Task description: Reproduce every entry exactly.

Input records:
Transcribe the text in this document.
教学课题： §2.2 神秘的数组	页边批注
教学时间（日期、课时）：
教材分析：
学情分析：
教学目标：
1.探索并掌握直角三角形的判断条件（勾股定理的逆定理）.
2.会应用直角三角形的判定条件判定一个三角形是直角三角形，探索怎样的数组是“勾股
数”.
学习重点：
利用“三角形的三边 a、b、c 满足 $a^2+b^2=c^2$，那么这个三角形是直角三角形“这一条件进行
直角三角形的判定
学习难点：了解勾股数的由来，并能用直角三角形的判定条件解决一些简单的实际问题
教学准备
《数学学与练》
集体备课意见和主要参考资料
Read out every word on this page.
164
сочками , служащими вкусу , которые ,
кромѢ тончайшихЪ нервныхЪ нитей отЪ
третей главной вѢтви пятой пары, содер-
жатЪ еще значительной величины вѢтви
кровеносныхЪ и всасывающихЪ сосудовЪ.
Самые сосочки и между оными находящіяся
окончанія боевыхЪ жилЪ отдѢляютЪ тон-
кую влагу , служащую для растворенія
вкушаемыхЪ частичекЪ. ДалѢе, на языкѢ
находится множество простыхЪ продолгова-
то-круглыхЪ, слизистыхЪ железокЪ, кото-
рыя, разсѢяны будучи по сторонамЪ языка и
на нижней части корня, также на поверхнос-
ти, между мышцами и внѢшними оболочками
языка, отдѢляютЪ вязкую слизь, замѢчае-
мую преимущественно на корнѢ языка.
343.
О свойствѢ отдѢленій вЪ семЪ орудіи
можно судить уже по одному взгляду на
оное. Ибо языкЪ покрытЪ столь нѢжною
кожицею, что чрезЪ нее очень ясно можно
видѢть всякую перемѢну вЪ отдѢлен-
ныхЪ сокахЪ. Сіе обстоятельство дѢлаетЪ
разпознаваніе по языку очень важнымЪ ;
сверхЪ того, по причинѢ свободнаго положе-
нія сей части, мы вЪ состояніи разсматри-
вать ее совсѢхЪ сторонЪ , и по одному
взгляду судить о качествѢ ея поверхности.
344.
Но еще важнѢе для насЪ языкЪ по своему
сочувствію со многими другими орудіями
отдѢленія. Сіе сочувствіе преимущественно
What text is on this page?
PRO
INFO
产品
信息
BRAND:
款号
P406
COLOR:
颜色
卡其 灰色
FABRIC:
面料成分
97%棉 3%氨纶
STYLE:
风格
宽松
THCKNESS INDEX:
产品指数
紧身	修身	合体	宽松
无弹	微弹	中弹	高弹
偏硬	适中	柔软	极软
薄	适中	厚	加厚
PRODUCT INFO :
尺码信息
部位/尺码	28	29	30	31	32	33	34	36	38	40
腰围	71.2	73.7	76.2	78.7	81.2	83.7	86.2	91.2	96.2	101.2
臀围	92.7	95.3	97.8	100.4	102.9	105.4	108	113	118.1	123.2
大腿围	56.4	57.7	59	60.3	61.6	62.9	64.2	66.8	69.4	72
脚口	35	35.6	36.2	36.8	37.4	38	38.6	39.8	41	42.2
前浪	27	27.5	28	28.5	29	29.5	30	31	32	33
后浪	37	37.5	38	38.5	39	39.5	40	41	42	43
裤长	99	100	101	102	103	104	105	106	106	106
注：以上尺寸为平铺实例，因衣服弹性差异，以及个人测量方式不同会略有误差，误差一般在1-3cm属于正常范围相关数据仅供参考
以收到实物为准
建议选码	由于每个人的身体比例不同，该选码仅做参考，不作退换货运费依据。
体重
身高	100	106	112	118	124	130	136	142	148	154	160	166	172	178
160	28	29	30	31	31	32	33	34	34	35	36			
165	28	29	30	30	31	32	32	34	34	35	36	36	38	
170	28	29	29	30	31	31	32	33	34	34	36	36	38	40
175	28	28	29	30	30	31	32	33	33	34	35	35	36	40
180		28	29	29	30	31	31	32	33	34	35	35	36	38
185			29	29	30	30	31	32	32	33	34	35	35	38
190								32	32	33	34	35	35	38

Answer to the task:
Transcribe the text in this document.
教学课题： §2.2 神秘的数组	页边批注
教学时间（日期、课时）：
教材分析：
学情分析：
教学目标：
1.探索并掌握直角三角形的判断条件（勾股定理的逆定理）.
2.会应用直角三角形的判定条件判定一个三角形是直角三角形，探索怎样的数组是“勾股
数”.
学习重点：
利用“三角形的三边 a、b、c 满足 $a^2+b^2=c^2$，那么这个三角形是直角三角形“这一条件进行
直角三角形的判定
学习难点：了解勾股数的由来，并能用直角三角形的判定条件解决一些简单的实际问题
教学准备
《数学学与练》
集体备课意见和主要参考资料
Read out every word on this page.
164
сочками , служащими вкусу , которые ,
кромѢ тончайшихЪ нервныхЪ нитей отЪ
третей главной вѢтви пятой пары, содер-
жатЪ еще значительной величины вѢтви
кровеносныхЪ и всасывающихЪ сосудовЪ.
Самые сосочки и между оными находящіяся
окончанія боевыхЪ жилЪ отдѢляютЪ тон-
кую влагу , служащую для растворенія
вкушаемыхЪ частичекЪ. ДалѢе, на языкѢ
находится множество простыхЪ продолгова-
то-круглыхЪ, слизистыхЪ железокЪ, кото-
рыя, разсѢяны будучи по сторонамЪ языка и
на нижней части корня, также на поверхнос-
ти, между мышцами и внѢшними оболочками
языка, отдѢляютЪ вязкую слизь, замѢчае-
мую преимущественно на корнѢ языка.
343.
О свойствѢ отдѢленій вЪ семЪ орудіи
можно судить уже по одному взгляду на
оное. Ибо языкЪ покрытЪ столь нѢжною
кожицею, что чрезЪ нее очень ясно можно
видѢть всякую перемѢну вЪ отдѢлен-
ныхЪ сокахЪ. Сіе обстоятельство дѢлаетЪ
разпознаваніе по языку очень важнымЪ ;
сверхЪ того, по причинѢ свободнаго положе-
нія сей части, мы вЪ состояніи разсматри-
вать ее совсѢхЪ сторонЪ , и по одному
взгляду судить о качествѢ ея поверхности.
344.
Но еще важнѢе для насЪ языкЪ по своему
сочувствію со многими другими орудіями
отдѢленія. Сіе сочувствіе преимущественно
What text is on this page?
PRO
INFO
产品
信息
BRAND:
款号
P406
COLOR:
颜色
卡其 灰色
FABRIC:
面料成分
97%棉 3%氨纶
STYLE:
风格
宽松
THCKNESS INDEX:
产品指数
紧身	修身	合体	宽松
无弹	微弹	中弹	高弹
偏硬	适中	柔软	极软
薄	适中	厚	加厚
PRODUCT INFO :
尺码信息
部位/尺码	28	29	30	31	32	33	34	36	38	40
腰围	71.2	73.7	76.2	78.7	81.2	83.7	86.2	91.2	96.2	101.2
臀围	92.7	95.3	97.8	100.4	102.9	105.4	108	113	118.1	123.2
大腿围	56.4	57.7	59	60.3	61.6	62.9	64.2	66.8	69.4	72
脚口	35	35.6	36.2	36.8	37.4	38	38.6	39.8	41	42.2
前浪	27	27.5	28	28.5	29	29.5	30	31	32	33
后浪	37	37.5	38	38.5	39	39.5	40	41	42	43
裤长	99	100	101	102	103	104	105	106	106	106
注：以上尺寸为平铺实例，因衣服弹性差异，以及个人测量方式不同会略有误差，误差一般在1-3cm属于正常范围相关数据仅供参考
以收到实物为准
建议选码	由于每个人的身体比例不同，该选码仅做参考，不作退换货运费依据。
体重
身高	100	106	112	118	124	130	136	142	148	154	160	166	172	178
160	28	29	30	31	31	32	33	34	34	35	36			
165	28	29	30	30	31	32	32	34	34	35	36	36	38	
170	28	29	29	30	31	31	32	33	34	34	36	36	38	40
175	28	28	29	30	30	31	32	33	33	34	35	35	36	40
180		28	29	29	30	31	31	32	33	34	35	35	36	38
185			29	29	30	30	31	32	32	33	34	35	35	38
190								32	32	33	34	35	35	38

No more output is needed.